-------- EXERCISE MATERIAL --------
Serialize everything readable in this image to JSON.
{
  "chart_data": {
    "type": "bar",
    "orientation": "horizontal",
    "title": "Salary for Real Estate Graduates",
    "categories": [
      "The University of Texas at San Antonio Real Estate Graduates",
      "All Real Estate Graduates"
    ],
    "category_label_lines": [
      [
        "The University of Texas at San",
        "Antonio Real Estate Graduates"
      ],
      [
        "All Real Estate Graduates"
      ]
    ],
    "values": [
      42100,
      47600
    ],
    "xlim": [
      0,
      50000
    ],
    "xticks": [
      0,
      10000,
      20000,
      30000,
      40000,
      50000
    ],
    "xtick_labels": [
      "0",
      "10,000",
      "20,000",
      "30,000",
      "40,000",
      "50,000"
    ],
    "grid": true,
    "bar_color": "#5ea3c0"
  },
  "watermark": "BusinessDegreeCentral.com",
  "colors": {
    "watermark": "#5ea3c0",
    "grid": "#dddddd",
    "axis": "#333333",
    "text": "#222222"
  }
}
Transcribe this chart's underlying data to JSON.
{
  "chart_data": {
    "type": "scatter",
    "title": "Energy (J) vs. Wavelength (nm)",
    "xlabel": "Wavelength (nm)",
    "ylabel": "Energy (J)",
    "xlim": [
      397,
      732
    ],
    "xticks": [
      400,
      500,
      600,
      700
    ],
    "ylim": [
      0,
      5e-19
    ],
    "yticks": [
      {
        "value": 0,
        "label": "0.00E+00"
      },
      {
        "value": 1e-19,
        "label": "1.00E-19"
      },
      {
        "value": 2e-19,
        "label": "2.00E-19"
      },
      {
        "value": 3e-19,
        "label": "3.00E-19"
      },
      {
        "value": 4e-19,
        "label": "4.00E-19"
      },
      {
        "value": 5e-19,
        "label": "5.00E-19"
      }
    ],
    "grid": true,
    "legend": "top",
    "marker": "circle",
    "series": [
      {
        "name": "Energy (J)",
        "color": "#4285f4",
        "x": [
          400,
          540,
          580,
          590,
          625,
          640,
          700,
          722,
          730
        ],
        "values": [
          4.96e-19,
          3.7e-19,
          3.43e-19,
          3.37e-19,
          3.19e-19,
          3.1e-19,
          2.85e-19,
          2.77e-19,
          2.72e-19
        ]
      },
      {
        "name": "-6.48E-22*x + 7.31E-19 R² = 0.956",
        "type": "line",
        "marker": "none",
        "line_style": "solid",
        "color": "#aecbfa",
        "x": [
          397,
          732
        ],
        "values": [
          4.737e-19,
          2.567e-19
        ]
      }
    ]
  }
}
--------
● **STATED EXERCISE**
All of the material must be reproduced exactly.

● **ANSWER TO THE EXERCISE**
Serialize everything readable in this image to JSON.
{
  "chart_data": {
    "type": "bar",
    "orientation": "horizontal",
    "title": "Salary for Real Estate Graduates",
    "categories": [
      "The University of Texas at San Antonio Real Estate Graduates",
      "All Real Estate Graduates"
    ],
    "category_label_lines": [
      [
        "The University of Texas at San",
        "Antonio Real Estate Graduates"
      ],
      [
        "All Real Estate Graduates"
      ]
    ],
    "values": [
      42100,
      47600
    ],
    "xlim": [
      0,
      50000
    ],
    "xticks": [
      0,
      10000,
      20000,
      30000,
      40000,
      50000
    ],
    "xtick_labels": [
      "0",
      "10,000",
      "20,000",
      "30,000",
      "40,000",
      "50,000"
    ],
    "grid": true,
    "bar_color": "#5ea3c0"
  },
  "watermark": "BusinessDegreeCentral.com",
  "colors": {
    "watermark": "#5ea3c0",
    "grid": "#dddddd",
    "axis": "#333333",
    "text": "#222222"
  }
}
Transcribe this chart's underlying data to JSON.
{
  "chart_data": {
    "type": "scatter",
    "title": "Energy (J) vs. Wavelength (nm)",
    "xlabel": "Wavelength (nm)",
    "ylabel": "Energy (J)",
    "xlim": [
      397,
      732
    ],
    "xticks": [
      400,
      500,
      600,
      700
    ],
    "ylim": [
      0,
      5e-19
    ],
    "yticks": [
      {
        "value": 0,
        "label": "0.00E+00"
      },
      {
        "value": 1e-19,
        "label": "1.00E-19"
      },
      {
        "value": 2e-19,
        "label": "2.00E-19"
      },
      {
        "value": 3e-19,
        "label": "3.00E-19"
      },
      {
        "value": 4e-19,
        "label": "4.00E-19"
      },
      {
        "value": 5e-19,
        "label": "5.00E-19"
      }
    ],
    "grid": true,
    "legend": "top",
    "marker": "circle",
    "series": [
      {
        "name": "Energy (J)",
        "color": "#4285f4",
        "x": [
          400,
          540,
          580,
          590,
          625,
          640,
          700,
          722,
          730
        ],
        "values": [
          4.96e-19,
          3.7e-19,
          3.43e-19,
          3.37e-19,
          3.19e-19,
          3.1e-19,
          2.85e-19,
          2.77e-19,
          2.72e-19
        ]
      },
      {
        "name": "-6.48E-22*x + 7.31E-19 R² = 0.956",
        "type": "line",
        "marker": "none",
        "line_style": "solid",
        "color": "#aecbfa",
        "x": [
          397,
          732
        ],
        "values": [
          4.737e-19,
          2.567e-19
        ]
      }
    ]
  }
}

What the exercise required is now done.